THE EXERCISE — Repeat every record exactly, but keep images out of the copy.

· · ·

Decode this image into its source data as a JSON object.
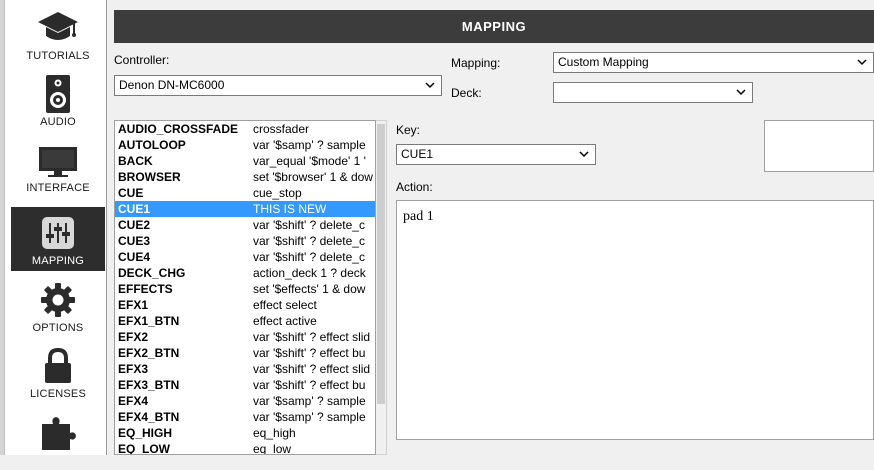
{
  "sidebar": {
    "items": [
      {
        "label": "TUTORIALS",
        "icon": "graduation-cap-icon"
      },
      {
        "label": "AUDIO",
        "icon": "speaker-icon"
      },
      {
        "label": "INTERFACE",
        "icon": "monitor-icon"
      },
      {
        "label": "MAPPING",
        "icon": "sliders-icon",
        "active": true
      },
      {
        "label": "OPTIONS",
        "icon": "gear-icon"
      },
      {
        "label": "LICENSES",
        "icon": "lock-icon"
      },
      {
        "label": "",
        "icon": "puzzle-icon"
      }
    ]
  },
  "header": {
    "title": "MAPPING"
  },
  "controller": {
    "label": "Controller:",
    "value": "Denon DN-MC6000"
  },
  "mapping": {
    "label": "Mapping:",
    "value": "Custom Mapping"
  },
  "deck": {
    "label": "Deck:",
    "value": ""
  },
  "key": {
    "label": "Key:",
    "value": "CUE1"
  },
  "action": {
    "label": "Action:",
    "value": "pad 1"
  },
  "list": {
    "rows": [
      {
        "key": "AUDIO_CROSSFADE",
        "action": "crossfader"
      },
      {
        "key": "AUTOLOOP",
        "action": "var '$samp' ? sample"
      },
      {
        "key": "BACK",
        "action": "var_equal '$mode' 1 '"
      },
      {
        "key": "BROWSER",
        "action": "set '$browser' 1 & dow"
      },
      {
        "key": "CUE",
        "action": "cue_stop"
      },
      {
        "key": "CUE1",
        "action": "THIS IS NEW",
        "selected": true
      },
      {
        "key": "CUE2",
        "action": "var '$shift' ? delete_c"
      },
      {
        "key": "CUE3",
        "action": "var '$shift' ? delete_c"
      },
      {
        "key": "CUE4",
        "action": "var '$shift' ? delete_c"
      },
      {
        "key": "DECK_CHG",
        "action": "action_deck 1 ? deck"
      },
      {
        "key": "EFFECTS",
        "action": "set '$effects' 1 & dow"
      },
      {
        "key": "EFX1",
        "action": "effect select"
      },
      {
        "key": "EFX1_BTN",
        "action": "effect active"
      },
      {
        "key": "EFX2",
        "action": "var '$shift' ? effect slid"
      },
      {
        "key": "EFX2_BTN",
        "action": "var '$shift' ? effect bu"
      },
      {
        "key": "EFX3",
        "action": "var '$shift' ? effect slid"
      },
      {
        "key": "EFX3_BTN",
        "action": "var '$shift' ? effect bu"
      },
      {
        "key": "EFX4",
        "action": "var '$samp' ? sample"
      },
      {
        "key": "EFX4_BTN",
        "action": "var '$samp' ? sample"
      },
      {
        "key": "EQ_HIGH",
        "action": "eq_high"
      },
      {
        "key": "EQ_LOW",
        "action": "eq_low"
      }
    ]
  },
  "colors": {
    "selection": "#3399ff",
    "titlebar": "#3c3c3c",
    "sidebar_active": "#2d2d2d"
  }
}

· · ·

EXERCISE ANSWER —
Decode this image into its source data as a JSON object.
{
  "sidebar": {
    "items": [
      {
        "label": "TUTORIALS",
        "icon": "graduation-cap-icon"
      },
      {
        "label": "AUDIO",
        "icon": "speaker-icon"
      },
      {
        "label": "INTERFACE",
        "icon": "monitor-icon"
      },
      {
        "label": "MAPPING",
        "icon": "sliders-icon",
        "active": true
      },
      {
        "label": "OPTIONS",
        "icon": "gear-icon"
      },
      {
        "label": "LICENSES",
        "icon": "lock-icon"
      },
      {
        "label": "",
        "icon": "puzzle-icon"
      }
    ]
  },
  "header": {
    "title": "MAPPING"
  },
  "controller": {
    "label": "Controller:",
    "value": "Denon DN-MC6000"
  },
  "mapping": {
    "label": "Mapping:",
    "value": "Custom Mapping"
  },
  "deck": {
    "label": "Deck:",
    "value": ""
  },
  "key": {
    "label": "Key:",
    "value": "CUE1"
  },
  "action": {
    "label": "Action:",
    "value": "pad 1"
  },
  "list": {
    "rows": [
      {
        "key": "AUDIO_CROSSFADE",
        "action": "crossfader"
      },
      {
        "key": "AUTOLOOP",
        "action": "var '$samp' ? sample"
      },
      {
        "key": "BACK",
        "action": "var_equal '$mode' 1 '"
      },
      {
        "key": "BROWSER",
        "action": "set '$browser' 1 & dow"
      },
      {
        "key": "CUE",
        "action": "cue_stop"
      },
      {
        "key": "CUE1",
        "action": "THIS IS NEW",
        "selected": true
      },
      {
        "key": "CUE2",
        "action": "var '$shift' ? delete_c"
      },
      {
        "key": "CUE3",
        "action": "var '$shift' ? delete_c"
      },
      {
        "key": "CUE4",
        "action": "var '$shift' ? delete_c"
      },
      {
        "key": "DECK_CHG",
        "action": "action_deck 1 ? deck"
      },
      {
        "key": "EFFECTS",
        "action": "set '$effects' 1 & dow"
      },
      {
        "key": "EFX1",
        "action": "effect select"
      },
      {
        "key": "EFX1_BTN",
        "action": "effect active"
      },
      {
        "key": "EFX2",
        "action": "var '$shift' ? effect slid"
      },
      {
        "key": "EFX2_BTN",
        "action": "var '$shift' ? effect bu"
      },
      {
        "key": "EFX3",
        "action": "var '$shift' ? effect slid"
      },
      {
        "key": "EFX3_BTN",
        "action": "var '$shift' ? effect bu"
      },
      {
        "key": "EFX4",
        "action": "var '$samp' ? sample"
      },
      {
        "key": "EFX4_BTN",
        "action": "var '$samp' ? sample"
      },
      {
        "key": "EQ_HIGH",
        "action": "eq_high"
      },
      {
        "key": "EQ_LOW",
        "action": "eq_low"
      }
    ]
  },
  "colors": {
    "selection": "#3399ff",
    "titlebar": "#3c3c3c",
    "sidebar_active": "#2d2d2d"
  }
}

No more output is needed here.